• [PROBLEM TO SOLVE]: Every entry that follows should be reproduced exactly.

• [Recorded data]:
* Begin *

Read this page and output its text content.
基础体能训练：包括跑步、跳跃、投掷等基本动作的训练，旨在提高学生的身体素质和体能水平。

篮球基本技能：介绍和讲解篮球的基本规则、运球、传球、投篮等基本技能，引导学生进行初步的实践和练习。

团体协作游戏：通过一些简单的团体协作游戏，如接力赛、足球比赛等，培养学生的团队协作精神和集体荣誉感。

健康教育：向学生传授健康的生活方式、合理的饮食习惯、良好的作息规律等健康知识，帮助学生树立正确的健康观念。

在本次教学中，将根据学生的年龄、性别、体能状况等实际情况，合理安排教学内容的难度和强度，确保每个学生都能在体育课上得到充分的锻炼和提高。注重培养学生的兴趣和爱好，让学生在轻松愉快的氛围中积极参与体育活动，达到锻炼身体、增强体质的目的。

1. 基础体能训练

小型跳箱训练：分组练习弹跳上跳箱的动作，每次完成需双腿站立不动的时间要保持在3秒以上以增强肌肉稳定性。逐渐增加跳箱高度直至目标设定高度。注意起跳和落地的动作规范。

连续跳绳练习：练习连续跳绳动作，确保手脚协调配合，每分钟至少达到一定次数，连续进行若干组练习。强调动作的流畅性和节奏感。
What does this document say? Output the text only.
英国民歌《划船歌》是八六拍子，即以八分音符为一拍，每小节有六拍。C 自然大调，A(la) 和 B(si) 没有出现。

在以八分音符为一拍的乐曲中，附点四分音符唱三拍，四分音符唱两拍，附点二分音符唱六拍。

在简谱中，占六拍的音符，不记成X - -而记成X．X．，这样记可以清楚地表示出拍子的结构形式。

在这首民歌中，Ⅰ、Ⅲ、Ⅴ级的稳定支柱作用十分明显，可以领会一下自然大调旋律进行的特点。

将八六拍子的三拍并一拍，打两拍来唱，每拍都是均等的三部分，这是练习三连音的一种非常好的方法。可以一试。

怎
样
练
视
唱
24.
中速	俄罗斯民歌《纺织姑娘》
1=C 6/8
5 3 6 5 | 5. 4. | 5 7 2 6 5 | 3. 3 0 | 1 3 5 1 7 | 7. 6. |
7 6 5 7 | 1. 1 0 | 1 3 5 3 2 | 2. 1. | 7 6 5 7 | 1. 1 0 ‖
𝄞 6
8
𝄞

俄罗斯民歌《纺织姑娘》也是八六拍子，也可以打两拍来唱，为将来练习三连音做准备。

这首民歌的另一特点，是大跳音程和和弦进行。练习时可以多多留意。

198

* End *

• [REPLY TO THE TASK]:
Read this page and output its text content.
基础体能训练：包括跑步、跳跃、投掷等基本动作的训练，旨在提高学生的身体素质和体能水平。

篮球基本技能：介绍和讲解篮球的基本规则、运球、传球、投篮等基本技能，引导学生进行初步的实践和练习。

团体协作游戏：通过一些简单的团体协作游戏，如接力赛、足球比赛等，培养学生的团队协作精神和集体荣誉感。

健康教育：向学生传授健康的生活方式、合理的饮食习惯、良好的作息规律等健康知识，帮助学生树立正确的健康观念。

在本次教学中，将根据学生的年龄、性别、体能状况等实际情况，合理安排教学内容的难度和强度，确保每个学生都能在体育课上得到充分的锻炼和提高。注重培养学生的兴趣和爱好，让学生在轻松愉快的氛围中积极参与体育活动，达到锻炼身体、增强体质的目的。

1. 基础体能训练

小型跳箱训练：分组练习弹跳上跳箱的动作，每次完成需双腿站立不动的时间要保持在3秒以上以增强肌肉稳定性。逐渐增加跳箱高度直至目标设定高度。注意起跳和落地的动作规范。

连续跳绳练习：练习连续跳绳动作，确保手脚协调配合，每分钟至少达到一定次数，连续进行若干组练习。强调动作的流畅性和节奏感。
What does this document say? Output the text only.
英国民歌《划船歌》是八六拍子，即以八分音符为一拍，每小节有六拍。C 自然大调，A(la) 和 B(si) 没有出现。

在以八分音符为一拍的乐曲中，附点四分音符唱三拍，四分音符唱两拍，附点二分音符唱六拍。

在简谱中，占六拍的音符，不记成X - -而记成X．X．，这样记可以清楚地表示出拍子的结构形式。

在这首民歌中，Ⅰ、Ⅲ、Ⅴ级的稳定支柱作用十分明显，可以领会一下自然大调旋律进行的特点。

将八六拍子的三拍并一拍，打两拍来唱，每拍都是均等的三部分，这是练习三连音的一种非常好的方法。可以一试。

怎
样
练
视
唱
24.
中速	俄罗斯民歌《纺织姑娘》
1=C 6/8
5 3 6 5 | 5. 4. | 5 7 2 6 5 | 3. 3 0 | 1 3 5 1 7 | 7. 6. |
7 6 5 7 | 1. 1 0 | 1 3 5 3 2 | 2. 1. | 7 6 5 7 | 1. 1 0 ‖
𝄞 6
8
𝄞

俄罗斯民歌《纺织姑娘》也是八六拍子，也可以打两拍来唱，为将来练习三连音做准备。

这首民歌的另一特点，是大跳音程和和弦进行。练习时可以多多留意。

198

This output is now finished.